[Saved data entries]
━━━━━━

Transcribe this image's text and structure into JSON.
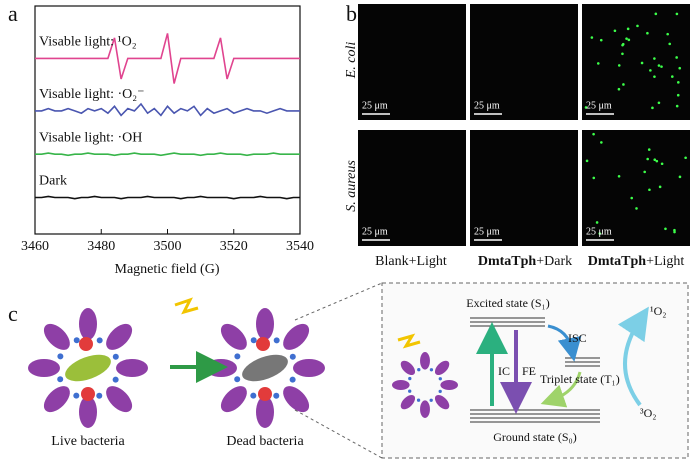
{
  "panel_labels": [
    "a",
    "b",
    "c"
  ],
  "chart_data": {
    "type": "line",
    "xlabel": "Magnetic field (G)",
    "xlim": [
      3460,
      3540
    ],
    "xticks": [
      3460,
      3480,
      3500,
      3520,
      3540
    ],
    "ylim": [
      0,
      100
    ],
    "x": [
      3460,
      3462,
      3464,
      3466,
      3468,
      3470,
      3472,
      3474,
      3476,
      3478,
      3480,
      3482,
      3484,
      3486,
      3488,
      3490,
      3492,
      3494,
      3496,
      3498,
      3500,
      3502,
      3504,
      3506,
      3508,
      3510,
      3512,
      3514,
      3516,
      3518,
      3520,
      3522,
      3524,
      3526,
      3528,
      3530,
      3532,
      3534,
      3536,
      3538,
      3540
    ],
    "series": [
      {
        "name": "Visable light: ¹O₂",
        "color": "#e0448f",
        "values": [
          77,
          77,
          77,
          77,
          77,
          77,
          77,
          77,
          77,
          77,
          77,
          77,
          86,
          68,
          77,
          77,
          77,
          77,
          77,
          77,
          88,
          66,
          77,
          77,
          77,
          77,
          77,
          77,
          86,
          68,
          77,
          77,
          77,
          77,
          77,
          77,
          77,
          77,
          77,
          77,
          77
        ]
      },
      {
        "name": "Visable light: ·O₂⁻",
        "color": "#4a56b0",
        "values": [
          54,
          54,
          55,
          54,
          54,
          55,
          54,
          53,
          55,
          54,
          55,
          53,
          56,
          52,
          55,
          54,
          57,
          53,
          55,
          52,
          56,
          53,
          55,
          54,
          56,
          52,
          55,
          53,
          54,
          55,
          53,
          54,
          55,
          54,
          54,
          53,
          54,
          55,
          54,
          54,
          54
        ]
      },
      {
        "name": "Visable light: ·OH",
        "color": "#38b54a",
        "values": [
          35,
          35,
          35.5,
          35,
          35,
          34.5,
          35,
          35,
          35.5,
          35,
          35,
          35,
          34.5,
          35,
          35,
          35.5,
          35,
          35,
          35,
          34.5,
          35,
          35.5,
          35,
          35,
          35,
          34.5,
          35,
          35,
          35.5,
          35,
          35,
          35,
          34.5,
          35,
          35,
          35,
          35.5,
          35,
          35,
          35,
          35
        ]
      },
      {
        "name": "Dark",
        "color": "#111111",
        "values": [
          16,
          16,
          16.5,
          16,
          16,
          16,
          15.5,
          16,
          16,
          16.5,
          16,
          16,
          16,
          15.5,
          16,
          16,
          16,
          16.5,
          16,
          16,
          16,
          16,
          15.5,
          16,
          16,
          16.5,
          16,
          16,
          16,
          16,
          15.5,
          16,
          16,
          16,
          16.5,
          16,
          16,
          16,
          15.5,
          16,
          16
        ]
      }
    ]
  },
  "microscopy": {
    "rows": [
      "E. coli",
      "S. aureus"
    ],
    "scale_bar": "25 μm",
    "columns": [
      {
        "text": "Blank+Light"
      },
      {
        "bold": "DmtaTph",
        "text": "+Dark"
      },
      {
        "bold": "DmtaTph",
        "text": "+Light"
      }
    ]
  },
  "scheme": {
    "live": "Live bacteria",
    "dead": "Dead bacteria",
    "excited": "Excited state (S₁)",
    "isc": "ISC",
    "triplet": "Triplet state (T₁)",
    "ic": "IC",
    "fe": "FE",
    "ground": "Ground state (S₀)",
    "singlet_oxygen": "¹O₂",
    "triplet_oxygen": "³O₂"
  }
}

━━━━━━

* ASSIGNMENT:
In the records above, which lines hold the string "bacteria"? Copy each one.

* EXERCISE OUTPUT:
    "live": "Live bacteria",
    "dead": "Dead bacteria",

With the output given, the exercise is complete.